Exercise goal
Return all of the lines below exactly as they are.

Dataset entries
- - -
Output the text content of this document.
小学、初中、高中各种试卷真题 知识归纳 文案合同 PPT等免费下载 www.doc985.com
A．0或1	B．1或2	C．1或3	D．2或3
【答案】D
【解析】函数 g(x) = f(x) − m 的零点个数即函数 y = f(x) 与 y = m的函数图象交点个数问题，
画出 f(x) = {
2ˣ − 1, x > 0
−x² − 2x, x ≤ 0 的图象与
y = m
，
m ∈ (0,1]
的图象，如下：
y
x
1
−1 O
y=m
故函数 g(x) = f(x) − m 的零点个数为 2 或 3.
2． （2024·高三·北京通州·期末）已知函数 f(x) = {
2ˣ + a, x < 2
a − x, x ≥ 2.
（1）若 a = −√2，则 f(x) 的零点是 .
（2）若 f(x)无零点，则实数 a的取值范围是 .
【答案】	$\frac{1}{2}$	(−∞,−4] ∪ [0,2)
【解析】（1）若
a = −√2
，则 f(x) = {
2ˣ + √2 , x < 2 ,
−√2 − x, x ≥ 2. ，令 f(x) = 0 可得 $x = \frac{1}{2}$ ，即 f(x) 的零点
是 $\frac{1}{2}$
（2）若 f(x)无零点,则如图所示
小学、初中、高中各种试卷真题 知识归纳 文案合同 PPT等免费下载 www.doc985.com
- - -
The result
Output the text content of this document.
小学、初中、高中各种试卷真题 知识归纳 文案合同 PPT等免费下载 www.doc985.com
A．0或1	B．1或2	C．1或3	D．2或3
【答案】D
【解析】函数 g(x) = f(x) − m 的零点个数即函数 y = f(x) 与 y = m的函数图象交点个数问题，
画出 f(x) = {
2ˣ − 1, x > 0
−x² − 2x, x ≤ 0 的图象与
y = m
，
m ∈ (0,1]
的图象，如下：
y
x
1
−1 O
y=m
故函数 g(x) = f(x) − m 的零点个数为 2 或 3.
2． （2024·高三·北京通州·期末）已知函数 f(x) = {
2ˣ + a, x < 2
a − x, x ≥ 2.
（1）若 a = −√2，则 f(x) 的零点是 .
（2）若 f(x)无零点，则实数 a的取值范围是 .
【答案】	$\frac{1}{2}$	(−∞,−4] ∪ [0,2)
【解析】（1）若
a = −√2
，则 f(x) = {
2ˣ + √2 , x < 2 ,
−√2 − x, x ≥ 2. ，令 f(x) = 0 可得 $x = \frac{1}{2}$ ，即 f(x) 的零点
是 $\frac{1}{2}$
（2）若 f(x)无零点,则如图所示
小学、初中、高中各种试卷真题 知识归纳 文案合同 PPT等免费下载 www.doc985.com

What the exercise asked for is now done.